======== Material supplied ========
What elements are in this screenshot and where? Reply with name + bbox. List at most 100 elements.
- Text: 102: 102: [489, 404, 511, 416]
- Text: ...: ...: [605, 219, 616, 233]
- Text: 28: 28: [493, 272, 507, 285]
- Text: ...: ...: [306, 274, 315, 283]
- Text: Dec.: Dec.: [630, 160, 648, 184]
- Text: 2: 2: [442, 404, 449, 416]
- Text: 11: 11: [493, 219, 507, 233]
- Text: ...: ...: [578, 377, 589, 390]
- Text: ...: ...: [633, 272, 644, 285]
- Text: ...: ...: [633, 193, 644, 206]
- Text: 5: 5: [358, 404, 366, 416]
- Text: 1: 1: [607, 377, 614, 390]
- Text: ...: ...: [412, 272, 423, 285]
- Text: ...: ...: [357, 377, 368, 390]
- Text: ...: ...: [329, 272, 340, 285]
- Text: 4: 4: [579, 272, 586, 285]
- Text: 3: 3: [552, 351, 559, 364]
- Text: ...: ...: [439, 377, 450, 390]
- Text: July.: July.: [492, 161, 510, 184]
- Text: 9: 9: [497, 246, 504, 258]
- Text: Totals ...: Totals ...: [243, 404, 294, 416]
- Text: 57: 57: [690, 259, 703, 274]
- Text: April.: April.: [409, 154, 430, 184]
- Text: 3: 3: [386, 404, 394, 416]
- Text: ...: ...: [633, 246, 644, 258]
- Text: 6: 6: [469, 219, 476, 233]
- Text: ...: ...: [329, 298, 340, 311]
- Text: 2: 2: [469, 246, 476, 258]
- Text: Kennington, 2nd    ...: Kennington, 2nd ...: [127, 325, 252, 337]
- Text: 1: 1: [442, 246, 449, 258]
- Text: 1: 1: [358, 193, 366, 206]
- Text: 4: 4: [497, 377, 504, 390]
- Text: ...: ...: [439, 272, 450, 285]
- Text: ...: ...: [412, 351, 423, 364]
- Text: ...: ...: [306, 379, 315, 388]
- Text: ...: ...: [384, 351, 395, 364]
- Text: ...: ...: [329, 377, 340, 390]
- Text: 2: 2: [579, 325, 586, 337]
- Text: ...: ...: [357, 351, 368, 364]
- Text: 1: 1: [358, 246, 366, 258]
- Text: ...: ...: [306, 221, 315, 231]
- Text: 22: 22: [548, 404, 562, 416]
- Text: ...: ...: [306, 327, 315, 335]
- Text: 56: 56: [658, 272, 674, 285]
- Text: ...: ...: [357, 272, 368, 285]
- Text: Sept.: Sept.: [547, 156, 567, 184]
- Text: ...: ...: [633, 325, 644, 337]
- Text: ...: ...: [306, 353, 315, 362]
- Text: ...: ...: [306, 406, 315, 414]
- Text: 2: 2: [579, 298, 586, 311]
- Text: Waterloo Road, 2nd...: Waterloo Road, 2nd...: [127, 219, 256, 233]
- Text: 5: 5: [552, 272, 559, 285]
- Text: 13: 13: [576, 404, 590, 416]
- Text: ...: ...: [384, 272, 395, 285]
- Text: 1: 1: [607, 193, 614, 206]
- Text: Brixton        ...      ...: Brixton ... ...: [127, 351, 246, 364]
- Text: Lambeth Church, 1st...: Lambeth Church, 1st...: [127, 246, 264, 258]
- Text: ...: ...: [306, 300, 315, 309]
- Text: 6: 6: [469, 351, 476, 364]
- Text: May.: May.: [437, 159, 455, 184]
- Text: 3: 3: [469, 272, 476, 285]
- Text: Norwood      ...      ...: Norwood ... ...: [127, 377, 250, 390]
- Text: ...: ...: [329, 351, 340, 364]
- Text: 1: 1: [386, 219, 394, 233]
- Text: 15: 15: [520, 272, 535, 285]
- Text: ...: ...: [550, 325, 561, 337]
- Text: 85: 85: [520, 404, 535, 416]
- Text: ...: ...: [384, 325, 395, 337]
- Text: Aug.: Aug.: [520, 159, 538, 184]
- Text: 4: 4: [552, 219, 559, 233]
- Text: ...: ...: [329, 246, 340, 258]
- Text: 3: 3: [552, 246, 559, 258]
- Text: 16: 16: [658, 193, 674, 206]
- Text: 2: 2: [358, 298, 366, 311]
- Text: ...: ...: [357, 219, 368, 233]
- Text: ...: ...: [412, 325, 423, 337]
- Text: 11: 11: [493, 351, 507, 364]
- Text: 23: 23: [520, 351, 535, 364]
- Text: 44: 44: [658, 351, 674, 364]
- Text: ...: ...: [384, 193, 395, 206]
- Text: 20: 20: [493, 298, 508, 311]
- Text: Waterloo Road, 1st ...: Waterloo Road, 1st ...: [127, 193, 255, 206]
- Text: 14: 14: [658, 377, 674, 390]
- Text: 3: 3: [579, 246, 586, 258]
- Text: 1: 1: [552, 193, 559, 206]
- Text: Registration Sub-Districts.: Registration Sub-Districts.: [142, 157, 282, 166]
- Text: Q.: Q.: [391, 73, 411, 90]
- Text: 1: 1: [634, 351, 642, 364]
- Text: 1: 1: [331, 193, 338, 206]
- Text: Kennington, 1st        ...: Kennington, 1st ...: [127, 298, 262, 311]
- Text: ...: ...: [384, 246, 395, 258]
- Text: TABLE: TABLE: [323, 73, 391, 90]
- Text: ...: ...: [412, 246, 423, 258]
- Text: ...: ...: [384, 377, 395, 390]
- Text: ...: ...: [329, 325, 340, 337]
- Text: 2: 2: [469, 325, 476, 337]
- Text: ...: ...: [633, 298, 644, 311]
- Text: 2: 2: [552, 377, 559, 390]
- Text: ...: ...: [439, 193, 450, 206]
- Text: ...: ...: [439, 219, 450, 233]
========
_Task to carry out_
Reproduce all of the entries above verbatim, keeping every line unchanged.

_Correct output_
What elements are in this screenshot and where? Reply with name + bbox. List at most 100 elements.
- Text: 102: 102: [489, 404, 511, 416]
- Text: ...: ...: [605, 219, 616, 233]
- Text: 28: 28: [493, 272, 507, 285]
- Text: ...: ...: [306, 274, 315, 283]
- Text: Dec.: Dec.: [630, 160, 648, 184]
- Text: 2: 2: [442, 404, 449, 416]
- Text: 11: 11: [493, 219, 507, 233]
- Text: ...: ...: [578, 377, 589, 390]
- Text: ...: ...: [633, 272, 644, 285]
- Text: ...: ...: [633, 193, 644, 206]
- Text: 5: 5: [358, 404, 366, 416]
- Text: 1: 1: [607, 377, 614, 390]
- Text: ...: ...: [412, 272, 423, 285]
- Text: ...: ...: [357, 377, 368, 390]
- Text: ...: ...: [329, 272, 340, 285]
- Text: 4: 4: [579, 272, 586, 285]
- Text: 3: 3: [552, 351, 559, 364]
- Text: ...: ...: [439, 377, 450, 390]
- Text: July.: July.: [492, 161, 510, 184]
- Text: 9: 9: [497, 246, 504, 258]
- Text: Totals ...: Totals ...: [243, 404, 294, 416]
- Text: 57: 57: [690, 259, 703, 274]
- Text: April.: April.: [409, 154, 430, 184]
- Text: 3: 3: [386, 404, 394, 416]
- Text: ...: ...: [633, 246, 644, 258]
- Text: 6: 6: [469, 219, 476, 233]
- Text: ...: ...: [329, 298, 340, 311]
- Text: 2: 2: [469, 246, 476, 258]
- Text: Kennington, 2nd    ...: Kennington, 2nd ...: [127, 325, 252, 337]
- Text: 1: 1: [442, 246, 449, 258]
- Text: 1: 1: [358, 193, 366, 206]
- Text: 4: 4: [497, 377, 504, 390]
- Text: ...: ...: [439, 272, 450, 285]
- Text: ...: ...: [412, 351, 423, 364]
- Text: ...: ...: [306, 379, 315, 388]
- Text: ...: ...: [384, 351, 395, 364]
- Text: ...: ...: [329, 377, 340, 390]
- Text: 2: 2: [579, 325, 586, 337]
- Text: ...: ...: [357, 351, 368, 364]
- Text: 1: 1: [358, 246, 366, 258]
- Text: ...: ...: [306, 221, 315, 231]
- Text: 22: 22: [548, 404, 562, 416]
- Text: ...: ...: [306, 327, 315, 335]
- Text: 56: 56: [658, 272, 674, 285]
- Text: ...: ...: [357, 272, 368, 285]
- Text: Sept.: Sept.: [547, 156, 567, 184]
- Text: ...: ...: [633, 325, 644, 337]
- Text: ...: ...: [306, 353, 315, 362]
- Text: ...: ...: [306, 406, 315, 414]
- Text: 2: 2: [579, 298, 586, 311]
- Text: Waterloo Road, 2nd...: Waterloo Road, 2nd...: [127, 219, 256, 233]
- Text: 5: 5: [552, 272, 559, 285]
- Text: 13: 13: [576, 404, 590, 416]
- Text: ...: ...: [384, 272, 395, 285]
- Text: 1: 1: [607, 193, 614, 206]
- Text: Brixton        ...      ...: Brixton ... ...: [127, 351, 246, 364]
- Text: Lambeth Church, 1st...: Lambeth Church, 1st...: [127, 246, 264, 258]
- Text: ...: ...: [306, 300, 315, 309]
- Text: 6: 6: [469, 351, 476, 364]
- Text: May.: May.: [437, 159, 455, 184]
- Text: 3: 3: [469, 272, 476, 285]
- Text: Norwood      ...      ...: Norwood ... ...: [127, 377, 250, 390]
- Text: ...: ...: [329, 351, 340, 364]
- Text: 1: 1: [386, 219, 394, 233]
- Text: 15: 15: [520, 272, 535, 285]
- Text: ...: ...: [550, 325, 561, 337]
- Text: 85: 85: [520, 404, 535, 416]
- Text: ...: ...: [384, 325, 395, 337]
- Text: Aug.: Aug.: [520, 159, 538, 184]
- Text: 4: 4: [552, 219, 559, 233]
- Text: ...: ...: [329, 246, 340, 258]
- Text: 3: 3: [552, 246, 559, 258]
- Text: 16: 16: [658, 193, 674, 206]
- Text: 2: 2: [358, 298, 366, 311]
- Text: ...: ...: [357, 219, 368, 233]
- Text: ...: ...: [412, 325, 423, 337]
- Text: 11: 11: [493, 351, 507, 364]
- Text: 23: 23: [520, 351, 535, 364]
- Text: 44: 44: [658, 351, 674, 364]
- Text: ...: ...: [384, 193, 395, 206]
- Text: 20: 20: [493, 298, 508, 311]
- Text: Waterloo Road, 1st ...: Waterloo Road, 1st ...: [127, 193, 255, 206]
- Text: 14: 14: [658, 377, 674, 390]
- Text: 3: 3: [579, 246, 586, 258]
- Text: 1: 1: [552, 193, 559, 206]
- Text: Registration Sub-Districts.: Registration Sub-Districts.: [142, 157, 282, 166]
- Text: Q.: Q.: [391, 73, 411, 90]
- Text: 1: 1: [634, 351, 642, 364]
- Text: 1: 1: [331, 193, 338, 206]
- Text: Kennington, 1st        ...: Kennington, 1st ...: [127, 298, 262, 311]
- Text: ...: ...: [384, 246, 395, 258]
- Text: TABLE: TABLE: [323, 73, 391, 90]
- Text: ...: ...: [412, 246, 423, 258]
- Text: ...: ...: [384, 377, 395, 390]
- Text: ...: ...: [329, 325, 340, 337]
- Text: 2: 2: [469, 325, 476, 337]
- Text: ...: ...: [633, 298, 644, 311]
- Text: 2: 2: [552, 377, 559, 390]
- Text: ...: ...: [439, 193, 450, 206]
- Text: ...: ...: [439, 219, 450, 233]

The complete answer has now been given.